● **Goal of the exercise**: Which lines of the records contain the word "title"? Copy each one.

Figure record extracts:
━━━━━━━━━━━━━━━━━━━━━━━━━━━━━━

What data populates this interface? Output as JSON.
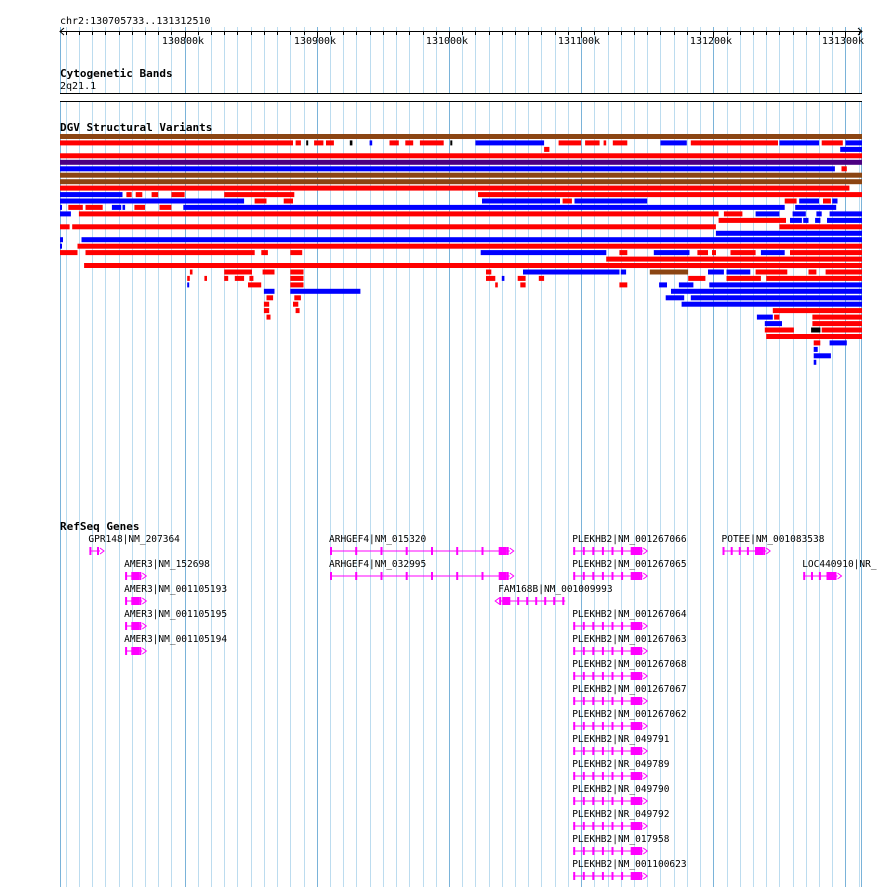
{
  "locus": {
    "label": "chr2:130705733..131312510",
    "start": 130705733,
    "end": 131312510
  },
  "ruler": {
    "ticks": [
      {
        "pos": 130800000,
        "label": "130800k"
      },
      {
        "pos": 130900000,
        "label": "130900k"
      },
      {
        "pos": 131000000,
        "label": "131000k"
      },
      {
        "pos": 131100000,
        "label": "131100k"
      },
      {
        "pos": 131200000,
        "label": "131200k"
      },
      {
        "pos": 131300000,
        "label": "131300k"
      }
    ]
  },
  "tracks": {
    "cytoband": {
      "title": "Cytogenetic Bands",
      "band": "2q21.1"
    },
    "dgv": {
      "title": "DGV Structural Variants",
      "colors": {
        "loss": "#ff0000",
        "gain": "#0000ff",
        "complex": "#8b4513",
        "inversion": "#4b0082",
        "other": "#000000"
      }
    },
    "refseq": {
      "title": "RefSeq Genes",
      "color": "#ff00ff"
    }
  },
  "genes": [
    {
      "label": "GPR148|NM_207364",
      "strand": "+",
      "start": 130728000,
      "end": 130736000
    },
    {
      "label": "AMER3|NM_152698",
      "strand": "+",
      "start": 130755000,
      "end": 130768000
    },
    {
      "label": "AMER3|NM_001105193",
      "strand": "+",
      "start": 130755000,
      "end": 130768000
    },
    {
      "label": "AMER3|NM_001105195",
      "strand": "+",
      "start": 130755000,
      "end": 130768000
    },
    {
      "label": "AMER3|NM_001105194",
      "strand": "+",
      "start": 130755000,
      "end": 130768000
    },
    {
      "label": "ARHGEF4|NM_015320",
      "strand": "+",
      "start": 130910000,
      "end": 131046000
    },
    {
      "label": "ARHGEF4|NM_032995",
      "strand": "+",
      "start": 130910000,
      "end": 131046000
    },
    {
      "label": "FAM168B|NM_001009993",
      "strand": "-",
      "start": 131038000,
      "end": 131088000
    },
    {
      "label": "PLEKHB2|NM_001267066",
      "strand": "+",
      "start": 131094000,
      "end": 131147000
    },
    {
      "label": "PLEKHB2|NM_001267065",
      "strand": "+",
      "start": 131094000,
      "end": 131147000
    },
    {
      "label": "PLEKHB2|NM_001267064",
      "strand": "+",
      "start": 131094000,
      "end": 131147000
    },
    {
      "label": "PLEKHB2|NM_001267063",
      "strand": "+",
      "start": 131094000,
      "end": 131147000
    },
    {
      "label": "PLEKHB2|NM_001267068",
      "strand": "+",
      "start": 131094000,
      "end": 131147000
    },
    {
      "label": "PLEKHB2|NM_001267067",
      "strand": "+",
      "start": 131094000,
      "end": 131147000
    },
    {
      "label": "PLEKHB2|NM_001267062",
      "strand": "+",
      "start": 131094000,
      "end": 131147000
    },
    {
      "label": "PLEKHB2|NR_049791",
      "strand": "+",
      "start": 131094000,
      "end": 131147000
    },
    {
      "label": "PLEKHB2|NR_049789",
      "strand": "+",
      "start": 131094000,
      "end": 131147000
    },
    {
      "label": "PLEKHB2|NR_049790",
      "strand": "+",
      "start": 131094000,
      "end": 131147000
    },
    {
      "label": "PLEKHB2|NR_049792",
      "strand": "+",
      "start": 131094000,
      "end": 131147000
    },
    {
      "label": "PLEKHB2|NM_017958",
      "strand": "+",
      "start": 131094000,
      "end": 131147000
    },
    {
      "label": "PLEKHB2|NM_001100623",
      "strand": "+",
      "start": 131094000,
      "end": 131147000
    },
    {
      "label": "POTEE|NM_001083538",
      "strand": "+",
      "start": 131207000,
      "end": 131240000
    },
    {
      "label": "LOC440910|NR_",
      "strand": "+",
      "start": 131268000,
      "end": 131294000
    }
  ],
  "variants": [
    {
      "type": "complex",
      "start": 130705733,
      "end": 131312510
    },
    {
      "type": "loss",
      "start": 130705733,
      "end": 130882000
    },
    {
      "type": "loss",
      "start": 130884000,
      "end": 130888000
    },
    {
      "type": "other",
      "start": 130892000,
      "end": 130893000
    },
    {
      "type": "loss",
      "start": 130898000,
      "end": 130905000
    },
    {
      "type": "loss",
      "start": 130907000,
      "end": 130913000
    },
    {
      "type": "other",
      "start": 130925000,
      "end": 130927000
    },
    {
      "type": "gain",
      "start": 130940000,
      "end": 130942000
    },
    {
      "type": "loss",
      "start": 130955000,
      "end": 130962000
    },
    {
      "type": "loss",
      "start": 130967000,
      "end": 130973000
    },
    {
      "type": "loss",
      "start": 130978000,
      "end": 130996000
    },
    {
      "type": "other",
      "start": 131001000,
      "end": 131002000
    },
    {
      "type": "gain",
      "start": 131020000,
      "end": 131072000
    },
    {
      "type": "loss",
      "start": 131072000,
      "end": 131076000
    },
    {
      "type": "loss",
      "start": 131083000,
      "end": 131100000
    },
    {
      "type": "loss",
      "start": 131103000,
      "end": 131114000
    },
    {
      "type": "loss",
      "start": 131117000,
      "end": 131119000
    },
    {
      "type": "loss",
      "start": 131124000,
      "end": 131135000
    },
    {
      "type": "gain",
      "start": 131160000,
      "end": 131180000
    },
    {
      "type": "loss",
      "start": 131183000,
      "end": 131249000
    },
    {
      "type": "gain",
      "start": 131250000,
      "end": 131280000
    },
    {
      "type": "loss",
      "start": 131282000,
      "end": 131298000
    },
    {
      "type": "gain",
      "start": 131300000,
      "end": 131312510
    },
    {
      "type": "loss",
      "start": 130705733,
      "end": 131312510
    },
    {
      "type": "inversion",
      "start": 130705733,
      "end": 131312510
    },
    {
      "type": "gain",
      "start": 130705733,
      "end": 131292000
    },
    {
      "type": "gain",
      "start": 131296000,
      "end": 131312510
    },
    {
      "type": "complex",
      "start": 130705733,
      "end": 131312510
    },
    {
      "type": "complex",
      "start": 130705733,
      "end": 131312510
    },
    {
      "type": "loss",
      "start": 130705733,
      "end": 131303000
    },
    {
      "type": "gain",
      "start": 130705733,
      "end": 130753000
    },
    {
      "type": "loss",
      "start": 130756000,
      "end": 130760000
    },
    {
      "type": "loss",
      "start": 130763000,
      "end": 130768000
    },
    {
      "type": "loss",
      "start": 130775000,
      "end": 130780000
    },
    {
      "type": "loss",
      "start": 130790000,
      "end": 130800000
    },
    {
      "type": "loss",
      "start": 130830000,
      "end": 130883000
    },
    {
      "type": "loss",
      "start": 131022000,
      "end": 131312510
    },
    {
      "type": "gain",
      "start": 130705733,
      "end": 130845000
    },
    {
      "type": "loss",
      "start": 130853000,
      "end": 130862000
    },
    {
      "type": "loss",
      "start": 130875000,
      "end": 130882000
    },
    {
      "type": "gain",
      "start": 131025000,
      "end": 131084000
    },
    {
      "type": "loss",
      "start": 131086000,
      "end": 131093000
    },
    {
      "type": "gain",
      "start": 131095000,
      "end": 131150000
    },
    {
      "type": "gain",
      "start": 130705733,
      "end": 130707000
    },
    {
      "type": "loss",
      "start": 130712000,
      "end": 130723000
    },
    {
      "type": "loss",
      "start": 130725000,
      "end": 130738000
    },
    {
      "type": "gain",
      "start": 130745000,
      "end": 130752000
    },
    {
      "type": "gain",
      "start": 130753000,
      "end": 130755000
    },
    {
      "type": "loss",
      "start": 130762000,
      "end": 130770000
    },
    {
      "type": "loss",
      "start": 130781000,
      "end": 130790000
    },
    {
      "type": "gain",
      "start": 130799000,
      "end": 131254000
    },
    {
      "type": "loss",
      "start": 131254000,
      "end": 131263000
    },
    {
      "type": "gain",
      "start": 131265000,
      "end": 131280000
    },
    {
      "type": "loss",
      "start": 131283000,
      "end": 131289000
    },
    {
      "type": "gain",
      "start": 131290000,
      "end": 131294000
    },
    {
      "type": "gain",
      "start": 130705733,
      "end": 130714000
    },
    {
      "type": "loss",
      "start": 130720000,
      "end": 131204000
    },
    {
      "type": "loss",
      "start": 131204000,
      "end": 131255000
    },
    {
      "type": "gain",
      "start": 131262000,
      "end": 131293000
    },
    {
      "type": "loss",
      "start": 130705733,
      "end": 130713000
    },
    {
      "type": "loss",
      "start": 130715000,
      "end": 131202000
    },
    {
      "type": "gain",
      "start": 131202000,
      "end": 131312510
    },
    {
      "type": "gain",
      "start": 130705733,
      "end": 130708000
    },
    {
      "type": "gain",
      "start": 130722000,
      "end": 131312510
    },
    {
      "type": "gain",
      "start": 130705733,
      "end": 130707000
    },
    {
      "type": "loss",
      "start": 130719000,
      "end": 131312510
    },
    {
      "type": "loss",
      "start": 130705733,
      "end": 130719000
    },
    {
      "type": "loss",
      "start": 130725000,
      "end": 130853000
    },
    {
      "type": "loss",
      "start": 130858000,
      "end": 130863000
    },
    {
      "type": "loss",
      "start": 130880000,
      "end": 130889000
    },
    {
      "type": "gain",
      "start": 131024000,
      "end": 131119000
    },
    {
      "type": "loss",
      "start": 131119000,
      "end": 131312510
    },
    {
      "type": "loss",
      "start": 130724000,
      "end": 131312510
    },
    {
      "type": "loss",
      "start": 130804000,
      "end": 130806000
    },
    {
      "type": "loss",
      "start": 130830000,
      "end": 130851000
    },
    {
      "type": "loss",
      "start": 130859000,
      "end": 130868000
    },
    {
      "type": "loss",
      "start": 130880000,
      "end": 130890000
    },
    {
      "type": "loss",
      "start": 131028000,
      "end": 131032000
    },
    {
      "type": "gain",
      "start": 131056000,
      "end": 131129000
    },
    {
      "type": "loss",
      "start": 131129000,
      "end": 131135000
    },
    {
      "type": "gain",
      "start": 131155000,
      "end": 131182000
    },
    {
      "type": "loss",
      "start": 131188000,
      "end": 131196000
    },
    {
      "type": "loss",
      "start": 131199000,
      "end": 131202000
    },
    {
      "type": "loss",
      "start": 131208000,
      "end": 131222000
    },
    {
      "type": "gain",
      "start": 131232000,
      "end": 131250000
    },
    {
      "type": "loss",
      "start": 131250000,
      "end": 131312510
    },
    {
      "type": "loss",
      "start": 130802000,
      "end": 130804000
    },
    {
      "type": "loss",
      "start": 130815000,
      "end": 130817000
    },
    {
      "type": "loss",
      "start": 130830000,
      "end": 130833000
    },
    {
      "type": "loss",
      "start": 130838000,
      "end": 130845000
    },
    {
      "type": "loss",
      "start": 130849000,
      "end": 130852000
    },
    {
      "type": "loss",
      "start": 130880000,
      "end": 130890000
    },
    {
      "type": "loss",
      "start": 131028000,
      "end": 131035000
    },
    {
      "type": "gain",
      "start": 131040000,
      "end": 131042000
    },
    {
      "type": "loss",
      "start": 131052000,
      "end": 131058000
    },
    {
      "type": "loss",
      "start": 131068000,
      "end": 131072000
    },
    {
      "type": "gain",
      "start": 131130000,
      "end": 131134000
    },
    {
      "type": "complex",
      "start": 131152000,
      "end": 131181000
    },
    {
      "type": "loss",
      "start": 131181000,
      "end": 131194000
    },
    {
      "type": "gain",
      "start": 131196000,
      "end": 131208000
    },
    {
      "type": "loss",
      "start": 131213000,
      "end": 131232000
    },
    {
      "type": "gain",
      "start": 131236000,
      "end": 131254000
    },
    {
      "type": "gain",
      "start": 131260000,
      "end": 131270000
    },
    {
      "type": "gain",
      "start": 131278000,
      "end": 131282000
    },
    {
      "type": "gain",
      "start": 131288000,
      "end": 131312510
    },
    {
      "type": "gain",
      "start": 130802000,
      "end": 130803000
    },
    {
      "type": "loss",
      "start": 130848000,
      "end": 130858000
    },
    {
      "type": "loss",
      "start": 130880000,
      "end": 130890000
    },
    {
      "type": "loss",
      "start": 131035000,
      "end": 131037000
    },
    {
      "type": "loss",
      "start": 131054000,
      "end": 131058000
    },
    {
      "type": "loss",
      "start": 131129000,
      "end": 131135000
    },
    {
      "type": "gain",
      "start": 131159000,
      "end": 131165000
    },
    {
      "type": "gain",
      "start": 131174000,
      "end": 131185000
    },
    {
      "type": "gain",
      "start": 131210000,
      "end": 131228000
    },
    {
      "type": "loss",
      "start": 131232000,
      "end": 131256000
    },
    {
      "type": "gain",
      "start": 131258000,
      "end": 131267000
    },
    {
      "type": "gain",
      "start": 131268000,
      "end": 131272000
    },
    {
      "type": "gain",
      "start": 131277000,
      "end": 131281000
    },
    {
      "type": "gain",
      "start": 131286000,
      "end": 131312510
    },
    {
      "type": "gain",
      "start": 130860000,
      "end": 130868000
    },
    {
      "type": "gain",
      "start": 130880000,
      "end": 130933000
    },
    {
      "type": "gain",
      "start": 131168000,
      "end": 131312510
    },
    {
      "type": "loss",
      "start": 130862000,
      "end": 130867000
    },
    {
      "type": "loss",
      "start": 130883000,
      "end": 130888000
    },
    {
      "type": "gain",
      "start": 131164000,
      "end": 131178000
    },
    {
      "type": "loss",
      "start": 131210000,
      "end": 131236000
    },
    {
      "type": "loss",
      "start": 131240000,
      "end": 131312510
    },
    {
      "type": "loss",
      "start": 130860000,
      "end": 130864000
    },
    {
      "type": "loss",
      "start": 130882000,
      "end": 130886000
    },
    {
      "type": "gain",
      "start": 131176000,
      "end": 131312510
    },
    {
      "type": "loss",
      "start": 130860000,
      "end": 130864000
    },
    {
      "type": "loss",
      "start": 130884000,
      "end": 130887000
    },
    {
      "type": "gain",
      "start": 131183000,
      "end": 131312510
    },
    {
      "type": "loss",
      "start": 130862000,
      "end": 130865000
    },
    {
      "type": "gain",
      "start": 131197000,
      "end": 131312510
    },
    {
      "type": "loss",
      "start": 131245000,
      "end": 131312510
    },
    {
      "type": "gain",
      "start": 131233000,
      "end": 131245000
    },
    {
      "type": "loss",
      "start": 131246000,
      "end": 131250000
    },
    {
      "type": "loss",
      "start": 131258000,
      "end": 131312510
    },
    {
      "type": "gain",
      "start": 131239000,
      "end": 131252000
    },
    {
      "type": "loss",
      "start": 131272000,
      "end": 131278000
    },
    {
      "type": "loss",
      "start": 131285000,
      "end": 131312510
    },
    {
      "type": "loss",
      "start": 131239000,
      "end": 131261000
    },
    {
      "type": "loss",
      "start": 131275000,
      "end": 131312510
    },
    {
      "type": "loss",
      "start": 131240000,
      "end": 131312510
    },
    {
      "type": "loss",
      "start": 131275000,
      "end": 131312510
    },
    {
      "type": "other",
      "start": 131274000,
      "end": 131281000
    },
    {
      "type": "loss",
      "start": 131282000,
      "end": 131312510
    },
    {
      "type": "loss",
      "start": 131276000,
      "end": 131281000
    },
    {
      "type": "gain",
      "start": 131288000,
      "end": 131301000
    },
    {
      "type": "gain",
      "start": 131276000,
      "end": 131279000
    },
    {
      "type": "loss",
      "start": 131297000,
      "end": 131301000
    },
    {
      "type": "gain",
      "start": 131276000,
      "end": 131289000
    },
    {
      "type": "gain",
      "start": 131276000,
      "end": 131278000
    }
  ]
}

━━━━━━━━━━━━━━━━━━━━━━━━━━━━━━

● **Solution to this task**:
      "title": "Cytogenetic Bands",
      "title": "DGV Structural Variants",
      "title": "RefSeq Genes",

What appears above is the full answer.